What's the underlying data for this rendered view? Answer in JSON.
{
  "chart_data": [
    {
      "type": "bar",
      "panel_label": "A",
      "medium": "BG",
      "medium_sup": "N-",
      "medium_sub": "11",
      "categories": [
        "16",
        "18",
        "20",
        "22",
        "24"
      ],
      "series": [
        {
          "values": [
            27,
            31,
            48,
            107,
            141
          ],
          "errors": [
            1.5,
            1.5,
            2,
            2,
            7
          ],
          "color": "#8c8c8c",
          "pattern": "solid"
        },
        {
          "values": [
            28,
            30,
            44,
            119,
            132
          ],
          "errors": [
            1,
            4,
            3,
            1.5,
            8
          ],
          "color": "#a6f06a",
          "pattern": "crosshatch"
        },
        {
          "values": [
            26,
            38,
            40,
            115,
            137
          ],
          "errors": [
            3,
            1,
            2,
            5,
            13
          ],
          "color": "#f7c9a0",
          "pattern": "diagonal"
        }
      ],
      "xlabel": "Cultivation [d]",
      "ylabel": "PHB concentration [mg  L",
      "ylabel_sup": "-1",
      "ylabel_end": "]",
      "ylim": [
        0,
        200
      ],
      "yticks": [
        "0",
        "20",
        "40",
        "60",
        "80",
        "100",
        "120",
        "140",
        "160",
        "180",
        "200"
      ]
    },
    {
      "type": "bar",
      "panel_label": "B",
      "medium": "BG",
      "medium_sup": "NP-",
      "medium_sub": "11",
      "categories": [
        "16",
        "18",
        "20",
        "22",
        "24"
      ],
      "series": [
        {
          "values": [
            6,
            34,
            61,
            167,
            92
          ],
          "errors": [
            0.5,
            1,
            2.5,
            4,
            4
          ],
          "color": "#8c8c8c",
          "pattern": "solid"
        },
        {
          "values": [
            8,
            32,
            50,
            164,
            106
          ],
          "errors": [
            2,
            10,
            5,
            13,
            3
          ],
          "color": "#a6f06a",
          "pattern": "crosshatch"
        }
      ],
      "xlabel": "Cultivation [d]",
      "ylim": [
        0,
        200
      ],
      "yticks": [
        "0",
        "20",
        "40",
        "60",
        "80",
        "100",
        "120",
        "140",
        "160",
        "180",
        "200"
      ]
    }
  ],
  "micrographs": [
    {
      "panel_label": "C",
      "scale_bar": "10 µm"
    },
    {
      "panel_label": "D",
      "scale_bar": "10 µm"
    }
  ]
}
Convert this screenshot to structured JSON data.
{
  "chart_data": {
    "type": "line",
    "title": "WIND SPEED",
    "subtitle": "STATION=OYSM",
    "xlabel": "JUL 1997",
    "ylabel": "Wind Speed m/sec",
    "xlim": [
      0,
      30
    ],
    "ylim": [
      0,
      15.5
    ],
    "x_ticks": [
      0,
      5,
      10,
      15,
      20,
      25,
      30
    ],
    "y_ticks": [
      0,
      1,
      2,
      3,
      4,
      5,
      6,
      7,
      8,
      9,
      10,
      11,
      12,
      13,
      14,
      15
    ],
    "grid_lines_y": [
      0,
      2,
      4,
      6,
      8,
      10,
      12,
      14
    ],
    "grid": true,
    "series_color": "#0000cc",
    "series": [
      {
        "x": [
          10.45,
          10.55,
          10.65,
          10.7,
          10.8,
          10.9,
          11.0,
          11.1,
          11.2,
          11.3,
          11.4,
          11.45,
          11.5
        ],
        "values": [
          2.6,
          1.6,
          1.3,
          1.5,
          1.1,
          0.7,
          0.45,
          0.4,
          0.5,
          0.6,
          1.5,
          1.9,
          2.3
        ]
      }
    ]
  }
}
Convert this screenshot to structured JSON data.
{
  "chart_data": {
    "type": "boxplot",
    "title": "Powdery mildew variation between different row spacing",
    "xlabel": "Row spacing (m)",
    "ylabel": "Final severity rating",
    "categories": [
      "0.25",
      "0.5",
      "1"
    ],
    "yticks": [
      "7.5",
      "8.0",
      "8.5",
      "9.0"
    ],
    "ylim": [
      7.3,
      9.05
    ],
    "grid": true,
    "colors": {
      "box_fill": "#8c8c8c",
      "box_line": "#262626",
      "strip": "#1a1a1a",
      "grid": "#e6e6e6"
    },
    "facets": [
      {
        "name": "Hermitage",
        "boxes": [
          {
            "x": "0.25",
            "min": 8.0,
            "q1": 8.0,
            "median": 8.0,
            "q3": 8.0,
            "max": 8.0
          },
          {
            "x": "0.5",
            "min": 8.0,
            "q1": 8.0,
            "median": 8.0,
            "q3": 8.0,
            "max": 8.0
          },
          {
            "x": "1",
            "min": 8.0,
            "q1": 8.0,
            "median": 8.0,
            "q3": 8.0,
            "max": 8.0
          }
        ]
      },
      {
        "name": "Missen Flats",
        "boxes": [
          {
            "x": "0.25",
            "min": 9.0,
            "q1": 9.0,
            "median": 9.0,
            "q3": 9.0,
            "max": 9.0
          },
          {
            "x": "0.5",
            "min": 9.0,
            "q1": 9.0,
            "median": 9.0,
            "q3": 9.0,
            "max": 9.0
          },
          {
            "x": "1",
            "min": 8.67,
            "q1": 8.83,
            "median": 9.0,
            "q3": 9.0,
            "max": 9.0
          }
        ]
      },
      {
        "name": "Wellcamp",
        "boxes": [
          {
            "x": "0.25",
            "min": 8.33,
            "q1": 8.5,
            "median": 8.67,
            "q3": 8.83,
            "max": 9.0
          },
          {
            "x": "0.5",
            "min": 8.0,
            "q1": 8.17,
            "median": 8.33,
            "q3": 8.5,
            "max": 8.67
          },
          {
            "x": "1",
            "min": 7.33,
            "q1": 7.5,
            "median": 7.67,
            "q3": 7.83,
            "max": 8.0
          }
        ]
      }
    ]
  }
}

**Exercise details:** Output the records exactly, including every line.

**Result of the task:**
What's the underlying data for this rendered view? Answer in JSON.
{
  "chart_data": [
    {
      "type": "bar",
      "panel_label": "A",
      "medium": "BG",
      "medium_sup": "N-",
      "medium_sub": "11",
      "categories": [
        "16",
        "18",
        "20",
        "22",
        "24"
      ],
      "series": [
        {
          "values": [
            27,
            31,
            48,
            107,
            141
          ],
          "errors": [
            1.5,
            1.5,
            2,
            2,
            7
          ],
          "color": "#8c8c8c",
          "pattern": "solid"
        },
        {
          "values": [
            28,
            30,
            44,
            119,
            132
          ],
          "errors": [
            1,
            4,
            3,
            1.5,
            8
          ],
          "color": "#a6f06a",
          "pattern": "crosshatch"
        },
        {
          "values": [
            26,
            38,
            40,
            115,
            137
          ],
          "errors": [
            3,
            1,
            2,
            5,
            13
          ],
          "color": "#f7c9a0",
          "pattern": "diagonal"
        }
      ],
      "xlabel": "Cultivation [d]",
      "ylabel": "PHB concentration [mg  L",
      "ylabel_sup": "-1",
      "ylabel_end": "]",
      "ylim": [
        0,
        200
      ],
      "yticks": [
        "0",
        "20",
        "40",
        "60",
        "80",
        "100",
        "120",
        "140",
        "160",
        "180",
        "200"
      ]
    },
    {
      "type": "bar",
      "panel_label": "B",
      "medium": "BG",
      "medium_sup": "NP-",
      "medium_sub": "11",
      "categories": [
        "16",
        "18",
        "20",
        "22",
        "24"
      ],
      "series": [
        {
          "values": [
            6,
            34,
            61,
            167,
            92
          ],
          "errors": [
            0.5,
            1,
            2.5,
            4,
            4
          ],
          "color": "#8c8c8c",
          "pattern": "solid"
        },
        {
          "values": [
            8,
            32,
            50,
            164,
            106
          ],
          "errors": [
            2,
            10,
            5,
            13,
            3
          ],
          "color": "#a6f06a",
          "pattern": "crosshatch"
        }
      ],
      "xlabel": "Cultivation [d]",
      "ylim": [
        0,
        200
      ],
      "yticks": [
        "0",
        "20",
        "40",
        "60",
        "80",
        "100",
        "120",
        "140",
        "160",
        "180",
        "200"
      ]
    }
  ],
  "micrographs": [
    {
      "panel_label": "C",
      "scale_bar": "10 µm"
    },
    {
      "panel_label": "D",
      "scale_bar": "10 µm"
    }
  ]
}
Convert this screenshot to structured JSON data.
{
  "chart_data": {
    "type": "line",
    "title": "WIND SPEED",
    "subtitle": "STATION=OYSM",
    "xlabel": "JUL 1997",
    "ylabel": "Wind Speed m/sec",
    "xlim": [
      0,
      30
    ],
    "ylim": [
      0,
      15.5
    ],
    "x_ticks": [
      0,
      5,
      10,
      15,
      20,
      25,
      30
    ],
    "y_ticks": [
      0,
      1,
      2,
      3,
      4,
      5,
      6,
      7,
      8,
      9,
      10,
      11,
      12,
      13,
      14,
      15
    ],
    "grid_lines_y": [
      0,
      2,
      4,
      6,
      8,
      10,
      12,
      14
    ],
    "grid": true,
    "series_color": "#0000cc",
    "series": [
      {
        "x": [
          10.45,
          10.55,
          10.65,
          10.7,
          10.8,
          10.9,
          11.0,
          11.1,
          11.2,
          11.3,
          11.4,
          11.45,
          11.5
        ],
        "values": [
          2.6,
          1.6,
          1.3,
          1.5,
          1.1,
          0.7,
          0.45,
          0.4,
          0.5,
          0.6,
          1.5,
          1.9,
          2.3
        ]
      }
    ]
  }
}
Convert this screenshot to structured JSON data.
{
  "chart_data": {
    "type": "boxplot",
    "title": "Powdery mildew variation between different row spacing",
    "xlabel": "Row spacing (m)",
    "ylabel": "Final severity rating",
    "categories": [
      "0.25",
      "0.5",
      "1"
    ],
    "yticks": [
      "7.5",
      "8.0",
      "8.5",
      "9.0"
    ],
    "ylim": [
      7.3,
      9.05
    ],
    "grid": true,
    "colors": {
      "box_fill": "#8c8c8c",
      "box_line": "#262626",
      "strip": "#1a1a1a",
      "grid": "#e6e6e6"
    },
    "facets": [
      {
        "name": "Hermitage",
        "boxes": [
          {
            "x": "0.25",
            "min": 8.0,
            "q1": 8.0,
            "median": 8.0,
            "q3": 8.0,
            "max": 8.0
          },
          {
            "x": "0.5",
            "min": 8.0,
            "q1": 8.0,
            "median": 8.0,
            "q3": 8.0,
            "max": 8.0
          },
          {
            "x": "1",
            "min": 8.0,
            "q1": 8.0,
            "median": 8.0,
            "q3": 8.0,
            "max": 8.0
          }
        ]
      },
      {
        "name": "Missen Flats",
        "boxes": [
          {
            "x": "0.25",
            "min": 9.0,
            "q1": 9.0,
            "median": 9.0,
            "q3": 9.0,
            "max": 9.0
          },
          {
            "x": "0.5",
            "min": 9.0,
            "q1": 9.0,
            "median": 9.0,
            "q3": 9.0,
            "max": 9.0
          },
          {
            "x": "1",
            "min": 8.67,
            "q1": 8.83,
            "median": 9.0,
            "q3": 9.0,
            "max": 9.0
          }
        ]
      },
      {
        "name": "Wellcamp",
        "boxes": [
          {
            "x": "0.25",
            "min": 8.33,
            "q1": 8.5,
            "median": 8.67,
            "q3": 8.83,
            "max": 9.0
          },
          {
            "x": "0.5",
            "min": 8.0,
            "q1": 8.17,
            "median": 8.33,
            "q3": 8.5,
            "max": 8.67
          },
          {
            "x": "1",
            "min": 7.33,
            "q1": 7.5,
            "median": 7.67,
            "q3": 7.83,
            "max": 8.0
          }
        ]
      }
    ]
  }
}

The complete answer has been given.